## Objective
Reproduce each line exactly. Skip none.

## Raw records
######

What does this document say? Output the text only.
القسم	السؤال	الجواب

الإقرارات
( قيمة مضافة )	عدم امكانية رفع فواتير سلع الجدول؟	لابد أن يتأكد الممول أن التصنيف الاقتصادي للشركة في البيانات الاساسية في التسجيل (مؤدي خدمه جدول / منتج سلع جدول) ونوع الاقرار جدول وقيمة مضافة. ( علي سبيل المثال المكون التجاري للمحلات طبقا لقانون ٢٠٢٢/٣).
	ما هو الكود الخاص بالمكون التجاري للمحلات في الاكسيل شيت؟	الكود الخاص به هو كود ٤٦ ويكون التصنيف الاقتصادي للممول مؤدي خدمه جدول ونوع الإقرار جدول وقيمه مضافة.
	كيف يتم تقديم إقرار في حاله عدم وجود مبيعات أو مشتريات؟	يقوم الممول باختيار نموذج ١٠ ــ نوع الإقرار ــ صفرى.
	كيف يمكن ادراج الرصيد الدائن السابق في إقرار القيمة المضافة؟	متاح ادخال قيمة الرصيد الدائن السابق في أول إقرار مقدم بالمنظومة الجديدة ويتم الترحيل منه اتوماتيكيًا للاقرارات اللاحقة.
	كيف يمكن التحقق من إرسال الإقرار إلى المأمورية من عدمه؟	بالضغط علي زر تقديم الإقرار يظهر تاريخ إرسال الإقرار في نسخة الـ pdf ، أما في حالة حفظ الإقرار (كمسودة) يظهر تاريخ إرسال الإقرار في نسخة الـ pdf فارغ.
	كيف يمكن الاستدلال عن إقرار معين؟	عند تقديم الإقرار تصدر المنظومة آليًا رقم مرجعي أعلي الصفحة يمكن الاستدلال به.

######

## Finished answer
What does this document say? Output the text only.
القسم	السؤال	الجواب

الإقرارات
( قيمة مضافة )	عدم امكانية رفع فواتير سلع الجدول؟	لابد أن يتأكد الممول أن التصنيف الاقتصادي للشركة في البيانات الاساسية في التسجيل (مؤدي خدمه جدول / منتج سلع جدول) ونوع الاقرار جدول وقيمة مضافة. ( علي سبيل المثال المكون التجاري للمحلات طبقا لقانون ٢٠٢٢/٣).
	ما هو الكود الخاص بالمكون التجاري للمحلات في الاكسيل شيت؟	الكود الخاص به هو كود ٤٦ ويكون التصنيف الاقتصادي للممول مؤدي خدمه جدول ونوع الإقرار جدول وقيمه مضافة.
	كيف يتم تقديم إقرار في حاله عدم وجود مبيعات أو مشتريات؟	يقوم الممول باختيار نموذج ١٠ ــ نوع الإقرار ــ صفرى.
	كيف يمكن ادراج الرصيد الدائن السابق في إقرار القيمة المضافة؟	متاح ادخال قيمة الرصيد الدائن السابق في أول إقرار مقدم بالمنظومة الجديدة ويتم الترحيل منه اتوماتيكيًا للاقرارات اللاحقة.
	كيف يمكن التحقق من إرسال الإقرار إلى المأمورية من عدمه؟	بالضغط علي زر تقديم الإقرار يظهر تاريخ إرسال الإقرار في نسخة الـ pdf ، أما في حالة حفظ الإقرار (كمسودة) يظهر تاريخ إرسال الإقرار في نسخة الـ pdf فارغ.
	كيف يمكن الاستدلال عن إقرار معين؟	عند تقديم الإقرار تصدر المنظومة آليًا رقم مرجعي أعلي الصفحة يمكن الاستدلال به.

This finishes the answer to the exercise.